──────── ITEMS ────────
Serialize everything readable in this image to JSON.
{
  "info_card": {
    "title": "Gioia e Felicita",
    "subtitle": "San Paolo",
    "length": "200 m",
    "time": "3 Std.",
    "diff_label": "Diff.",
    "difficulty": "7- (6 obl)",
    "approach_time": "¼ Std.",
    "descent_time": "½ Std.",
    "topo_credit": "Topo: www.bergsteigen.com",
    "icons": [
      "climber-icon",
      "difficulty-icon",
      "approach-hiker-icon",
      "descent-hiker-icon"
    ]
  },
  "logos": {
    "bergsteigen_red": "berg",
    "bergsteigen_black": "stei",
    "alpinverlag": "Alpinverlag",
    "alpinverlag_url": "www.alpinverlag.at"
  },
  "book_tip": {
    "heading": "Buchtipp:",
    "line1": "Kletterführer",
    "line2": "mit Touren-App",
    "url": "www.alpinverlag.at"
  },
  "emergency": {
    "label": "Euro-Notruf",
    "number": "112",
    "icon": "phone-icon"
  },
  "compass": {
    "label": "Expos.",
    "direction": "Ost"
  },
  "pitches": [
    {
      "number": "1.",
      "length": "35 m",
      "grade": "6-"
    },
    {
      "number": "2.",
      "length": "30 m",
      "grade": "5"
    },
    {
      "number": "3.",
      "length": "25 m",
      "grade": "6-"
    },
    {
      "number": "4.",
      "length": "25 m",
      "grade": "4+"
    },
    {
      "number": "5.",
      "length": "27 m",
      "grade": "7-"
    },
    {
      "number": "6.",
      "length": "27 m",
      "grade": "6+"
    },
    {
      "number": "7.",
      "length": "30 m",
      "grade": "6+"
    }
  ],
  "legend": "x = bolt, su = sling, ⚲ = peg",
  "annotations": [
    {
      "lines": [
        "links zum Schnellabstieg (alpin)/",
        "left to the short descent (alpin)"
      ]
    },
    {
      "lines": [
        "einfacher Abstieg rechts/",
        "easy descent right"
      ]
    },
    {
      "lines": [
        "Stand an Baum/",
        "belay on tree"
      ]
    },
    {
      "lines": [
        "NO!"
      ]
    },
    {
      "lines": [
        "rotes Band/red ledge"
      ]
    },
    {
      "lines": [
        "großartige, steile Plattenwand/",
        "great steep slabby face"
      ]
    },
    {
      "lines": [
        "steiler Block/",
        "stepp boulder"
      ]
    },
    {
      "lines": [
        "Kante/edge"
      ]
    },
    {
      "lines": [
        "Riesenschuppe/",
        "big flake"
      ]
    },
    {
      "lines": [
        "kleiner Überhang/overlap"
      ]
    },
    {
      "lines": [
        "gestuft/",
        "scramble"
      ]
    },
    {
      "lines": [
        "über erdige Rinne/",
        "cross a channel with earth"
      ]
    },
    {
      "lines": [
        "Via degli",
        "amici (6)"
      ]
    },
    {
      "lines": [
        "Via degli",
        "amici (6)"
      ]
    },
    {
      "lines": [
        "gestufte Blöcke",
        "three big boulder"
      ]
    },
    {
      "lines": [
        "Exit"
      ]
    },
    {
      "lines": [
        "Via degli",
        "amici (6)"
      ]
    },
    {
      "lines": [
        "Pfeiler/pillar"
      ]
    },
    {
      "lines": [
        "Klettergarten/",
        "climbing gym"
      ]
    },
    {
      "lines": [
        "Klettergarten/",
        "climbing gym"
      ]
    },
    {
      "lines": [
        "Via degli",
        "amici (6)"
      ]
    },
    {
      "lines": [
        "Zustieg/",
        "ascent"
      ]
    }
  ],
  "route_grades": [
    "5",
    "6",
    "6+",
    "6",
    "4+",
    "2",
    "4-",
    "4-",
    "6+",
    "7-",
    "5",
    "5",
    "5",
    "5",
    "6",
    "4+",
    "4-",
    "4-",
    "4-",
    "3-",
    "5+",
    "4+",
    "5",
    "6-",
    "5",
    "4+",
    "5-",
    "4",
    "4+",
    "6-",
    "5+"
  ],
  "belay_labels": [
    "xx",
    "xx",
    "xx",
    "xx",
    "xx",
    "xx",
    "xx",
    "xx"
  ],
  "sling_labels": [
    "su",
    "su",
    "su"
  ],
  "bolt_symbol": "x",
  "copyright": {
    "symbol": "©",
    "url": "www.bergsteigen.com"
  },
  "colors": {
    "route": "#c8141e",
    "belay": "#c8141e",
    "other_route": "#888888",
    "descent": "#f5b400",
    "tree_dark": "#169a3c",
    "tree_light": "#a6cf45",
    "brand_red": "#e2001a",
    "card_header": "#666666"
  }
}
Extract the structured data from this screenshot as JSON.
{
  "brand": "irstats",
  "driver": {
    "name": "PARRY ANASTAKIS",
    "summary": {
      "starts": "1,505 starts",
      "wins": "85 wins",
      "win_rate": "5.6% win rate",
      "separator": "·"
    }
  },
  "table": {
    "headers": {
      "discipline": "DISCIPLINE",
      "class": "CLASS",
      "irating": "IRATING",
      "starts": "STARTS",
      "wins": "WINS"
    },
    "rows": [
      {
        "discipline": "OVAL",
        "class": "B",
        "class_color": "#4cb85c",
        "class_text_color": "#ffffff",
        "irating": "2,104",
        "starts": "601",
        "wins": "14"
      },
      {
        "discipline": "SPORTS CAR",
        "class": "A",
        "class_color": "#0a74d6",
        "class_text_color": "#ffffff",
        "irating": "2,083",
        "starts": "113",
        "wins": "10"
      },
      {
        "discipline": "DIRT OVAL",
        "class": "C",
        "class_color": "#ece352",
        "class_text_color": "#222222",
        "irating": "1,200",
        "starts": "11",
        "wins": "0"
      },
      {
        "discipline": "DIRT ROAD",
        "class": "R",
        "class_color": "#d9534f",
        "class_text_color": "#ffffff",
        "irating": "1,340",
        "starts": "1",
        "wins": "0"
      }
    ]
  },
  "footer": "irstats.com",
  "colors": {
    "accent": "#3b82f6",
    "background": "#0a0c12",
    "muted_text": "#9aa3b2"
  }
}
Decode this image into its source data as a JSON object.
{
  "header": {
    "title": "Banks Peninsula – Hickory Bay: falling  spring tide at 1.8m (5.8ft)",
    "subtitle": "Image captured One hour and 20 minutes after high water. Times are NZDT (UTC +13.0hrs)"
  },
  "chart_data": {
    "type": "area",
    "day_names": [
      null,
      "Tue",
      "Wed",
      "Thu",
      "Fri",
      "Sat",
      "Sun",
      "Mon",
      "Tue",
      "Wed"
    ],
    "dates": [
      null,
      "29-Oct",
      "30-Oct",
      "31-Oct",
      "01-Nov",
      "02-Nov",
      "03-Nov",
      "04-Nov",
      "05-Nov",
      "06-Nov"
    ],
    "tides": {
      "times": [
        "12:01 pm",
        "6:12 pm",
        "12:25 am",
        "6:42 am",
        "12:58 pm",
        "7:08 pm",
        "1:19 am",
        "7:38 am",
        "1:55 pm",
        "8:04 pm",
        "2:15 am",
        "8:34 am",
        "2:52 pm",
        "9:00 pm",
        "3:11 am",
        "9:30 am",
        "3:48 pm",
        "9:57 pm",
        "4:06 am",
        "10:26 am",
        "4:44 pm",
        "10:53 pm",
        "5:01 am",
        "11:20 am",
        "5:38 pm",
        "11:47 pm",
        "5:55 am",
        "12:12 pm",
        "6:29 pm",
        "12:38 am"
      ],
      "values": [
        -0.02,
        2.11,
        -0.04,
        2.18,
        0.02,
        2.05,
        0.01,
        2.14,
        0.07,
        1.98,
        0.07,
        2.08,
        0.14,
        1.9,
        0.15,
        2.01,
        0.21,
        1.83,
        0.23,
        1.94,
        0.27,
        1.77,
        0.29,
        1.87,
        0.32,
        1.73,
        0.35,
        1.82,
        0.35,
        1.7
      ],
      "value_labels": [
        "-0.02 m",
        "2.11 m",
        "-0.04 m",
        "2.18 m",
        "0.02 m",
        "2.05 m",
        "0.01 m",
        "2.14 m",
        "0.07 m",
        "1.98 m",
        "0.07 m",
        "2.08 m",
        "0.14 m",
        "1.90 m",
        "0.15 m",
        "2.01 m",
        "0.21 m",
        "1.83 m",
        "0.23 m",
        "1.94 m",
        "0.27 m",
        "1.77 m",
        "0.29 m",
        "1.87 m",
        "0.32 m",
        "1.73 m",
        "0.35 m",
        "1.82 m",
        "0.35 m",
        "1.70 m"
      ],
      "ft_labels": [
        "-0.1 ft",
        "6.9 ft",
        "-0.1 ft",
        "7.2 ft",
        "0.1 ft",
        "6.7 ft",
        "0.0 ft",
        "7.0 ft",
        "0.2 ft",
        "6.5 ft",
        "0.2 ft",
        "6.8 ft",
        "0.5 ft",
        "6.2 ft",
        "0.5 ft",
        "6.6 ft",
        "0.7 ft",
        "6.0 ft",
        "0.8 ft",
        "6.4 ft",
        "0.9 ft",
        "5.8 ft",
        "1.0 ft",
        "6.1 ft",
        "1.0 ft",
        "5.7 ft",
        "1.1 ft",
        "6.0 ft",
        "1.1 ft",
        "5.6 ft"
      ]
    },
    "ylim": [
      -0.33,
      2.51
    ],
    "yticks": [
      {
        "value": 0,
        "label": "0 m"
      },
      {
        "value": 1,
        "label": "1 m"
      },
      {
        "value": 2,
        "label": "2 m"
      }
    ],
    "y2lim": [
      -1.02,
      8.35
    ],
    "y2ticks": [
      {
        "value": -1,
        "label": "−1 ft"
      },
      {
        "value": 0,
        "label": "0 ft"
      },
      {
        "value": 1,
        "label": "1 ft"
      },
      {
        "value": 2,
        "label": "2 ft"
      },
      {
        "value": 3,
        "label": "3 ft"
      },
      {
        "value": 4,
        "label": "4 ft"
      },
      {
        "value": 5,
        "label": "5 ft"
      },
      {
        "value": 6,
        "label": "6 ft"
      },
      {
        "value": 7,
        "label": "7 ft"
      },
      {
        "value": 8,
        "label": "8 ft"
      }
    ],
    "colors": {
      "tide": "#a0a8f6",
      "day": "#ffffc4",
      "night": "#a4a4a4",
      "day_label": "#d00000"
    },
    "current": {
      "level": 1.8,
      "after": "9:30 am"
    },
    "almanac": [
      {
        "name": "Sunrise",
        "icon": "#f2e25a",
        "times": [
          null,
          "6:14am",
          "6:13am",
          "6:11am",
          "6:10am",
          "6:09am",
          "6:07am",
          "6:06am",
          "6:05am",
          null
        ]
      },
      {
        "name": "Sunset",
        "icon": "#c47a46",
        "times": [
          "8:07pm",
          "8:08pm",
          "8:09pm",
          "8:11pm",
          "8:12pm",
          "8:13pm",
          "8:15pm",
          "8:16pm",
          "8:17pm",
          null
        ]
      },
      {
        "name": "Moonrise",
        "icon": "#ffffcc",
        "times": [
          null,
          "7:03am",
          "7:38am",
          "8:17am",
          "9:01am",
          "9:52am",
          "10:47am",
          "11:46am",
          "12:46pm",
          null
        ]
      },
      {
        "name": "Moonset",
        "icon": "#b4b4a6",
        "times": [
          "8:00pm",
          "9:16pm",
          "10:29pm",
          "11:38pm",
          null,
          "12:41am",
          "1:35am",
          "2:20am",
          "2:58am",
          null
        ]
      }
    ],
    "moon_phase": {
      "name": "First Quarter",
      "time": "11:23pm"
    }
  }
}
────────
In the records above, collect each line with "JSON".

Serialize everything readable in this image to JSON.
Extract the structured data from this screenshot as JSON.
Decode this image into its source data as a JSON object.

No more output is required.